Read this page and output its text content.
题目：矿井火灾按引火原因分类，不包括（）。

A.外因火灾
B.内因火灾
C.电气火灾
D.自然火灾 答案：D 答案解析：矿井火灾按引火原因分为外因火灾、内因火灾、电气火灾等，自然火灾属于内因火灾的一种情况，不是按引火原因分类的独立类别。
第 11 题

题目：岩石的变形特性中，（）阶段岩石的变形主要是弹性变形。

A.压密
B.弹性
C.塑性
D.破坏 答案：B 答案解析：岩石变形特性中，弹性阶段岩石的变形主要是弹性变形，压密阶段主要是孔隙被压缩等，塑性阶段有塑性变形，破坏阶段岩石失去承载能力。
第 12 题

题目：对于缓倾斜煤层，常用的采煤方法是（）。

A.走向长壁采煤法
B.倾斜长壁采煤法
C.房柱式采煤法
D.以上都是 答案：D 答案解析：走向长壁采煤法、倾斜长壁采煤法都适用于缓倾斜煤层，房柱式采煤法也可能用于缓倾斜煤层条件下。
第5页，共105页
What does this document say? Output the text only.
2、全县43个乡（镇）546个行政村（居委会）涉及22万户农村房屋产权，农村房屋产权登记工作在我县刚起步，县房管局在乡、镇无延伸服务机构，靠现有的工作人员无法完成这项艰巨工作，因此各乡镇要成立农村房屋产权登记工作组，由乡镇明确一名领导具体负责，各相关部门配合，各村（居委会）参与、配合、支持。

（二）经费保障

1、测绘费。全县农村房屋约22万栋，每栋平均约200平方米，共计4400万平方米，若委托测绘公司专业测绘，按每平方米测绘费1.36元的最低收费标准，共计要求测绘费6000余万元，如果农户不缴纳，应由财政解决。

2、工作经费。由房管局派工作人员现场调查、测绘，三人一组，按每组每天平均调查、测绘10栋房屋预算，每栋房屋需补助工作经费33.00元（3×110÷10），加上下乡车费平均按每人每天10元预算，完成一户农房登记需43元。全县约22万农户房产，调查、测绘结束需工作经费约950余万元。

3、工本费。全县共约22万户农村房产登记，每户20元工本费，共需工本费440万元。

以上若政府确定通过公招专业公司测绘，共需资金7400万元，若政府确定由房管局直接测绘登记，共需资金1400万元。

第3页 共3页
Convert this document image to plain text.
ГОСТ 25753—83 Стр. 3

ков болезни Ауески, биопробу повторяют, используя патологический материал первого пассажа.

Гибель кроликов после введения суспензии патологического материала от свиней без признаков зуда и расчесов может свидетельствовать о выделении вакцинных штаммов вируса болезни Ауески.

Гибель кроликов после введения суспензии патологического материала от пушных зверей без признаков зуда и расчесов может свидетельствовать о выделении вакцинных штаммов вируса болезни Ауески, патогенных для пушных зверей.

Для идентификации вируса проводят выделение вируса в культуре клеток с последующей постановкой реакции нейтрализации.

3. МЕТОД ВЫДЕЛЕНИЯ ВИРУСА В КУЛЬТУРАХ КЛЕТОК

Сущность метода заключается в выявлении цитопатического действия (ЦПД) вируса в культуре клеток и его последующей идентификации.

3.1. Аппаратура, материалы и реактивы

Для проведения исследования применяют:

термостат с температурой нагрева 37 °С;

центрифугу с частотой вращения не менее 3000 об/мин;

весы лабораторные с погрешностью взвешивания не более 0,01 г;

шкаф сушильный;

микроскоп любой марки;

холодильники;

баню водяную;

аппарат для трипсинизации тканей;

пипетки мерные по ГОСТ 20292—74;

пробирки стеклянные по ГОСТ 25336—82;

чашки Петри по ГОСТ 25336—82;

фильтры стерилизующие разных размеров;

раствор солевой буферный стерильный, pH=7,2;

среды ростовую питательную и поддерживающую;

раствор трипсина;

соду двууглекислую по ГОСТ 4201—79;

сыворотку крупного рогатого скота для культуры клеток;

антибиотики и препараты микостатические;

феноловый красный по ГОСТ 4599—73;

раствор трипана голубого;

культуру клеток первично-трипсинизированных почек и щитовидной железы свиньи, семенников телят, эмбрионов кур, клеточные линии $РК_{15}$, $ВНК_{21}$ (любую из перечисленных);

▬▬▬▬▬▬▬▬▬▬

Instructions to follow:
Return every line above that contains the word "может".

Task result:
Гибель кроликов после введения суспензии патологического материала от свиней без признаков зуда и расчесов может свидетельствовать о выделении вакцинных штаммов вируса болезни Ауески.
Гибель кроликов после введения суспензии патологического материала от пушных зверей без признаков зуда и расчесов может свидетельствовать о выделении вакцинных штаммов вируса болезни Ауески, патогенных для пушных зверей.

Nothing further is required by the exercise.